Text section:
=== Section Start ===
Dr. Ofshe has been characterized as a "world-renowned expert on influence interrogation".
Education
- Queens College of the City University of New York, B.A., psychology
- Queens College of the City University of New York, M.A., sociology
- Stanford University, Ph.D., sociology, sub-specializing in social psychology
Honors
Dr. Ofshe has received several honors and recognition for his research and writings:
- John Simon Guggenheim Memorial Foundation Fellow, 1973-1974.
- Community Service Award -- for editorials and news stories about state government's failure to regulate Synanon.
- Best Editorial Series -- for editorials about state government's failure to regulate Synanon.
- Best News Series -- for news coverage of Synanon and state government.
- Recipient of Roy Dorcus Award for the Best Paper on Clinical Hypnosis of 1994. Awarded by the Society for Clinical and Experimental Hypnosis for "Recovered Memory Therapy and Robust Repression: Influence and Pseudomemories."
The Point Reyes Light Newspaper received the Pulitzer Prize for Public Service in 1979, a newspaper that Ofshe worked for during that time, but his resume and other sources attribute the award to Ofshe and the other writer of the Synanon piece, including the New York Times, Salon.com, Psychology Today, the False Memory Syndrome Foundation, and other publications.
Professional memberships
- American Sociological Association
- American Psychological Association
- American Psychological Society
- Sociological Practice Association
- Pacific Sociological Association
Expert testimony
- West Memphis 3
Dr. Ofshe gave testimony in the case of the West Memphis 3, three boys tried and convicted for the murders of three children in the Robin Hood Hills area of West Memphis, Arkansas, United States during 1993. Damien Echols - the alleged ringleader - was sentenced to death. Jessie Misskelley and Jason Baldwin were sentenced to life in prison. The case has received considerable attention. Many critics charge that the arrests and convictions were a miscarriage of justice inspired by a misguided moral panic, and that the defendants were wrongfully convicted during a period of intense media scrutiny and so-called "satanic panic".
=== Section End ===
Given entries:
=== Section Start ===
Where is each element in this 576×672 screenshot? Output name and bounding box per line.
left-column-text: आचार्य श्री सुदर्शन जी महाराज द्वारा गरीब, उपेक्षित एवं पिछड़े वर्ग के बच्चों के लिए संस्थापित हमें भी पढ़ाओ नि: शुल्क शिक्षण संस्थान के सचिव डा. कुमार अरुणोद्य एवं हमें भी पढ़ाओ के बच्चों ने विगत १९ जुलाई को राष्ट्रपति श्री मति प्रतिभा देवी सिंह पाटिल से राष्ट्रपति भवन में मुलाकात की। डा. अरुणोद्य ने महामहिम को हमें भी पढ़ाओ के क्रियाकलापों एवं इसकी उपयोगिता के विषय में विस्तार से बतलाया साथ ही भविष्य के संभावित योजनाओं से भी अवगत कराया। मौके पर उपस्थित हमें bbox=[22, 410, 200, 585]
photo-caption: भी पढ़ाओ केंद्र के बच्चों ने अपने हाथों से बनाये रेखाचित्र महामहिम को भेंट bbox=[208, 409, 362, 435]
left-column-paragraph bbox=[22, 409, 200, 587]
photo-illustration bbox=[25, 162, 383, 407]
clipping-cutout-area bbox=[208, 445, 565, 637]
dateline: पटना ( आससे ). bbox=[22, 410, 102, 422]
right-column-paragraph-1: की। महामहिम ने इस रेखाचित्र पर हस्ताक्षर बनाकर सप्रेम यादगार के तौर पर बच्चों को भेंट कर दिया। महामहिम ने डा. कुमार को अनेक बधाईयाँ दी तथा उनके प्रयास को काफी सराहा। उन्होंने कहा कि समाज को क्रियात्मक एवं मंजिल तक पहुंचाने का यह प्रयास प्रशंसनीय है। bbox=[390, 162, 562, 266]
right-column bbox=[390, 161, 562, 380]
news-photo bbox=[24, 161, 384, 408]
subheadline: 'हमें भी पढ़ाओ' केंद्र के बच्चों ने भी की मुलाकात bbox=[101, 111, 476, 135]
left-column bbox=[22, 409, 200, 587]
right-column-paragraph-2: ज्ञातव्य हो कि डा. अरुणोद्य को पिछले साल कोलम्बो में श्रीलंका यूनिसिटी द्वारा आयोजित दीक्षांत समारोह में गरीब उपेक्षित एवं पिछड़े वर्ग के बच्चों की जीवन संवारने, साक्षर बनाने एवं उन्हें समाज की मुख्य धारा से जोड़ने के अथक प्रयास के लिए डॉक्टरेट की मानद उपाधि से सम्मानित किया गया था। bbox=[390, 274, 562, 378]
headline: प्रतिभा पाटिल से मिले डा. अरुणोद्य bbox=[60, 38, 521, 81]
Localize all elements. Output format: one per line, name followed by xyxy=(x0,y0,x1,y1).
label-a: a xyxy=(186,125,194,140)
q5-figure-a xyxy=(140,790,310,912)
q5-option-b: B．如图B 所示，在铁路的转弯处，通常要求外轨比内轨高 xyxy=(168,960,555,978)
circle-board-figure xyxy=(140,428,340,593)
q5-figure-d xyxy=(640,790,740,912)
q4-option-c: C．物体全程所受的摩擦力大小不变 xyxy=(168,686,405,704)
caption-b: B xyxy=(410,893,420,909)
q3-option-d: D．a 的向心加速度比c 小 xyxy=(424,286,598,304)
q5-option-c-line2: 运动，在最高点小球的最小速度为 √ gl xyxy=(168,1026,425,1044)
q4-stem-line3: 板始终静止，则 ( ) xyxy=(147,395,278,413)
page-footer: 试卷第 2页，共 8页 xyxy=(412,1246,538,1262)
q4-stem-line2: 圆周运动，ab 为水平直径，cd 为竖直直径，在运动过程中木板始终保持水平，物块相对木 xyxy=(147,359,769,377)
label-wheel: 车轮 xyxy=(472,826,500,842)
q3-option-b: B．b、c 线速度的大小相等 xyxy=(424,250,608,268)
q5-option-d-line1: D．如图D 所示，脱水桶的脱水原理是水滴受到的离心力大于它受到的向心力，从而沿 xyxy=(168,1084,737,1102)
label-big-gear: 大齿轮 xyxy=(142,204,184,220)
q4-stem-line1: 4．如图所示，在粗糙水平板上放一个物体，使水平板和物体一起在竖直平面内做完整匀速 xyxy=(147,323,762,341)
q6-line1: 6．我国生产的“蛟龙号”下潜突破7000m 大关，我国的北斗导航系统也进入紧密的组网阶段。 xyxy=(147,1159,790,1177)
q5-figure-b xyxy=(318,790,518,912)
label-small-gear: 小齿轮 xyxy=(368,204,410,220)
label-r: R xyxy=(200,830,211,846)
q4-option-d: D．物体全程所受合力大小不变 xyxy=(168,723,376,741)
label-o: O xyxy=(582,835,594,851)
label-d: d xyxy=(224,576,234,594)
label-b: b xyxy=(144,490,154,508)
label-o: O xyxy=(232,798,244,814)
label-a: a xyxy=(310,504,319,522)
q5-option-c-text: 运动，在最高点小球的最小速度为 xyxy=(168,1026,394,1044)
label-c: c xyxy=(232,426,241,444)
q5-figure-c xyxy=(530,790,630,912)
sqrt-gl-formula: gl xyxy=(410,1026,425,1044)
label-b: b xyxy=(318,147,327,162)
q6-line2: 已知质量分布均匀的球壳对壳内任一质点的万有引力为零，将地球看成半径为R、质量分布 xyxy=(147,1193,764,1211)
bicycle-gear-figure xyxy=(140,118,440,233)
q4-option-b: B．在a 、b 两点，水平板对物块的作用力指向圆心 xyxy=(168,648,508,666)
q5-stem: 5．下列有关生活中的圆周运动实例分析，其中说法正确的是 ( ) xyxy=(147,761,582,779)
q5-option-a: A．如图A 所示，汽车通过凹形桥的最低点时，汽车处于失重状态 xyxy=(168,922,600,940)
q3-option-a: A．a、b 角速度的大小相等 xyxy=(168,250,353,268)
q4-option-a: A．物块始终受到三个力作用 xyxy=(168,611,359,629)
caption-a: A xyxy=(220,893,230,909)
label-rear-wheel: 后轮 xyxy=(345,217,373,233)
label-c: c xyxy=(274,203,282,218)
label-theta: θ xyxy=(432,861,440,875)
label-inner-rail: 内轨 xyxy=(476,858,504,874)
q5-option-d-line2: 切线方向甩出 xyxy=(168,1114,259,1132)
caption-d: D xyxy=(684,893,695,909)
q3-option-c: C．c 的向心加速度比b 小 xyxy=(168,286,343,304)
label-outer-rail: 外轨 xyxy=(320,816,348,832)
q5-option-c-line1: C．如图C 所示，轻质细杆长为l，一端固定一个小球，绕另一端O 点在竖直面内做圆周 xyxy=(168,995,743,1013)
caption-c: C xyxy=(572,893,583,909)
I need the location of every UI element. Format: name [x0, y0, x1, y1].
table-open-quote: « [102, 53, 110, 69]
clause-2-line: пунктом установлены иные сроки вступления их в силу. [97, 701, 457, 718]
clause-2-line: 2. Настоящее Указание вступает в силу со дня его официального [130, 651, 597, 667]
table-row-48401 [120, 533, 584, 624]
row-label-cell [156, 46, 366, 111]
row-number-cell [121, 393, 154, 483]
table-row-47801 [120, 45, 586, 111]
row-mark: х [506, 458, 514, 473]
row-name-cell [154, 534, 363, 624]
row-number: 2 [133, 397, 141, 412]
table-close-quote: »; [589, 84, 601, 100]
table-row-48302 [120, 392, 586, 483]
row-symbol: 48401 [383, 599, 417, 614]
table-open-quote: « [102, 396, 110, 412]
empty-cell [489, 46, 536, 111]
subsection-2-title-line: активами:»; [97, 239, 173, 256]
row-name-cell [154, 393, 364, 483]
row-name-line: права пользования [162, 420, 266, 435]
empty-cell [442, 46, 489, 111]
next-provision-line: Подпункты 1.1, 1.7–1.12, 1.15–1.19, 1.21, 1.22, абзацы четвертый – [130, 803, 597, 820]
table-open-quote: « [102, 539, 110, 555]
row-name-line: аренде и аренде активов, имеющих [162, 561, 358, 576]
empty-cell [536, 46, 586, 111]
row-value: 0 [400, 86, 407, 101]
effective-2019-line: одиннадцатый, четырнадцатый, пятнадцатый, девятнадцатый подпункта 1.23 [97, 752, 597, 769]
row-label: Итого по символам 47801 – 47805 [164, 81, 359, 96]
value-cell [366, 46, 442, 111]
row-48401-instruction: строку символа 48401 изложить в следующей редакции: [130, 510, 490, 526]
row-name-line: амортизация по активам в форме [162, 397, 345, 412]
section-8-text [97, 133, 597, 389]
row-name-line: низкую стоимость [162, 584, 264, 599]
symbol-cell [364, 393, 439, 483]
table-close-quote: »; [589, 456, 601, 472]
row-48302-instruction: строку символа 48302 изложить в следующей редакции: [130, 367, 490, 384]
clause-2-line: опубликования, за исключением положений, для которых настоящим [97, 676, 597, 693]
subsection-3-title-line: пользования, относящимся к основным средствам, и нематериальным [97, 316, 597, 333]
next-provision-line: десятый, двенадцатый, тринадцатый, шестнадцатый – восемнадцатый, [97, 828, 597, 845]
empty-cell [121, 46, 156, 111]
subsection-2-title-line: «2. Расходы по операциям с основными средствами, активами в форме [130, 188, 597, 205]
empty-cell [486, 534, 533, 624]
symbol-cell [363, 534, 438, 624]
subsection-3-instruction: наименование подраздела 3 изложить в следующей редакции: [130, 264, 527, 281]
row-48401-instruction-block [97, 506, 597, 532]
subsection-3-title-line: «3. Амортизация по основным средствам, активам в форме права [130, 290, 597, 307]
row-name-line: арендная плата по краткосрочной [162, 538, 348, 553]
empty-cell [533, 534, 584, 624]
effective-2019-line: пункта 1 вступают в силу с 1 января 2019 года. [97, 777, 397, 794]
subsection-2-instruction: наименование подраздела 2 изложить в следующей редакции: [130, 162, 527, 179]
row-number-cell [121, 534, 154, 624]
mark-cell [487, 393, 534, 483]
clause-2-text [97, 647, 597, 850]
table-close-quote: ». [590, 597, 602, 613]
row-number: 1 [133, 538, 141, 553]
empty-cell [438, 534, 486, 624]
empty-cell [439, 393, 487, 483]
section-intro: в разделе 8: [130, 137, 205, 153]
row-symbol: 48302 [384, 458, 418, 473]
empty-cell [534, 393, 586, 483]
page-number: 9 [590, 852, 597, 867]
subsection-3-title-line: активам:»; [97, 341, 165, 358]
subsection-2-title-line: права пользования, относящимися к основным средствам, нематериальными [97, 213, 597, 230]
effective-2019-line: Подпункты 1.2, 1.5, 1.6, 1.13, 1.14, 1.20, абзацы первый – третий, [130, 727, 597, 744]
=== Section End ===
Task list:
1) Reproduce the passage of the profile of Dr. Ofshe from "- Best Editorial" to "and state government.".
2) Take the profile of Dr. Ofshe further, picking up right after its last sentence.

Written responses:
1)
- Best Editorial Series -- for editorials about state government's failure to regulate Synanon.
- Best News Series -- for news coverage of Synanon and state government.

2)
During Jessie's trial, Ofshe testified that the brief recording was a "classic example" of police coercion. Professor Ofshe has described Misskelley's statement saying, " the stupidest fucking confession I've ever seen." There is no evidence that Misskelley denied his role in the crime and subsequent to his conviction that he confessed a second and third time, the latter of which with both of his attorneys present and the entire matter on tape.
- Paul Ingram
On June 7, 1996, he testified at the pardon hearing for Paul Ingram. In a TV-movie about that case, Forgotten Sins, he was portrayed by William Devane.
- Rejections and exclusions of Ofshe's opinions
In the case of People v. Ladell Deangelo Brown, the Court of Appeal, Third District, California affirmed the conviction of the defendant and rejected Ofshe's opinion.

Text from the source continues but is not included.